## INSTRUCTION
Copy out all of the material exactly.

>>>>>

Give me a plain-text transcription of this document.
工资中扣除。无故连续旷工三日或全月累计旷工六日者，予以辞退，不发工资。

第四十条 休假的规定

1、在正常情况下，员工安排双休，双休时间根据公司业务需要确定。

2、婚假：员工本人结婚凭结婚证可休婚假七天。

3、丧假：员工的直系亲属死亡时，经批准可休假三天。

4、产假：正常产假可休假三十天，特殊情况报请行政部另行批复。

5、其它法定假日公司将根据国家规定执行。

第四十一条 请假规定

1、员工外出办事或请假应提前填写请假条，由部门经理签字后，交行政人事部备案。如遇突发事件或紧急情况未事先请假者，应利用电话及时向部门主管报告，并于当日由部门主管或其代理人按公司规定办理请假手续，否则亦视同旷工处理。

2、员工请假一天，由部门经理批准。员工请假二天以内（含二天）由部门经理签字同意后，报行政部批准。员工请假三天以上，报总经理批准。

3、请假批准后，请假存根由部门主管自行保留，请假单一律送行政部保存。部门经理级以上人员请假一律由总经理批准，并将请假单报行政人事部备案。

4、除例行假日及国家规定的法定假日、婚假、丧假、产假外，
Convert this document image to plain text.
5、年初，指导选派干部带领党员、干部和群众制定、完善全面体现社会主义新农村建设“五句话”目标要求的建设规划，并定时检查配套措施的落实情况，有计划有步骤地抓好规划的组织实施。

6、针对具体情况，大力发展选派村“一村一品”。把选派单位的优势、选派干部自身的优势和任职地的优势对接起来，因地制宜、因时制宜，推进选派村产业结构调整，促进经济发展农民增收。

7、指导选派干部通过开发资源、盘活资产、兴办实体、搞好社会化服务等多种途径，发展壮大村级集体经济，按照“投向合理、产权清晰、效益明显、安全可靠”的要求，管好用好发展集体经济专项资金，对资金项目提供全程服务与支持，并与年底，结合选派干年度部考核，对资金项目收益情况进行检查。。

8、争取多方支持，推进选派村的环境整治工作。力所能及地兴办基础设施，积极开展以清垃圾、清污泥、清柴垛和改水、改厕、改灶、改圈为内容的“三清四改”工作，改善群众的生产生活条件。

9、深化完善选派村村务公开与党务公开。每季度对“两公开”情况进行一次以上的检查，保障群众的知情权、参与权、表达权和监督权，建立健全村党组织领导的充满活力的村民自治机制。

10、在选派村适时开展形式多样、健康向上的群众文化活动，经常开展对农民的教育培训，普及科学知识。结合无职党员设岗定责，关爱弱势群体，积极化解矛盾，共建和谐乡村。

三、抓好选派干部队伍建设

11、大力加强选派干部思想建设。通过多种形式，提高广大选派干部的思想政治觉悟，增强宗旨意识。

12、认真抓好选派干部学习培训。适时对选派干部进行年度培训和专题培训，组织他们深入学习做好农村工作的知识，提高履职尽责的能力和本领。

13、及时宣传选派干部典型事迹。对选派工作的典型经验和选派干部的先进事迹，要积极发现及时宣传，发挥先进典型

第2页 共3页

<<<<<

## THE COMPLETED TASK
Give me a plain-text transcription of this document.
工资中扣除。无故连续旷工三日或全月累计旷工六日者，予以辞退，不发工资。

第四十条 休假的规定

1、在正常情况下，员工安排双休，双休时间根据公司业务需要确定。

2、婚假：员工本人结婚凭结婚证可休婚假七天。

3、丧假：员工的直系亲属死亡时，经批准可休假三天。

4、产假：正常产假可休假三十天，特殊情况报请行政部另行批复。

5、其它法定假日公司将根据国家规定执行。

第四十一条 请假规定

1、员工外出办事或请假应提前填写请假条，由部门经理签字后，交行政人事部备案。如遇突发事件或紧急情况未事先请假者，应利用电话及时向部门主管报告，并于当日由部门主管或其代理人按公司规定办理请假手续，否则亦视同旷工处理。

2、员工请假一天，由部门经理批准。员工请假二天以内（含二天）由部门经理签字同意后，报行政部批准。员工请假三天以上，报总经理批准。

3、请假批准后，请假存根由部门主管自行保留，请假单一律送行政部保存。部门经理级以上人员请假一律由总经理批准，并将请假单报行政人事部备案。

4、除例行假日及国家规定的法定假日、婚假、丧假、产假外，
Convert this document image to plain text.
5、年初，指导选派干部带领党员、干部和群众制定、完善全面体现社会主义新农村建设“五句话”目标要求的建设规划，并定时检查配套措施的落实情况，有计划有步骤地抓好规划的组织实施。

6、针对具体情况，大力发展选派村“一村一品”。把选派单位的优势、选派干部自身的优势和任职地的优势对接起来，因地制宜、因时制宜，推进选派村产业结构调整，促进经济发展农民增收。

7、指导选派干部通过开发资源、盘活资产、兴办实体、搞好社会化服务等多种途径，发展壮大村级集体经济，按照“投向合理、产权清晰、效益明显、安全可靠”的要求，管好用好发展集体经济专项资金，对资金项目提供全程服务与支持，并与年底，结合选派干年度部考核，对资金项目收益情况进行检查。。

8、争取多方支持，推进选派村的环境整治工作。力所能及地兴办基础设施，积极开展以清垃圾、清污泥、清柴垛和改水、改厕、改灶、改圈为内容的“三清四改”工作，改善群众的生产生活条件。

9、深化完善选派村村务公开与党务公开。每季度对“两公开”情况进行一次以上的检查，保障群众的知情权、参与权、表达权和监督权，建立健全村党组织领导的充满活力的村民自治机制。

10、在选派村适时开展形式多样、健康向上的群众文化活动，经常开展对农民的教育培训，普及科学知识。结合无职党员设岗定责，关爱弱势群体，积极化解矛盾，共建和谐乡村。

三、抓好选派干部队伍建设

11、大力加强选派干部思想建设。通过多种形式，提高广大选派干部的思想政治觉悟，增强宗旨意识。

12、认真抓好选派干部学习培训。适时对选派干部进行年度培训和专题培训，组织他们深入学习做好农村工作的知识，提高履职尽责的能力和本领。

13、及时宣传选派干部典型事迹。对选派工作的典型经验和选派干部的先进事迹，要积极发现及时宣传，发挥先进典型

第2页 共3页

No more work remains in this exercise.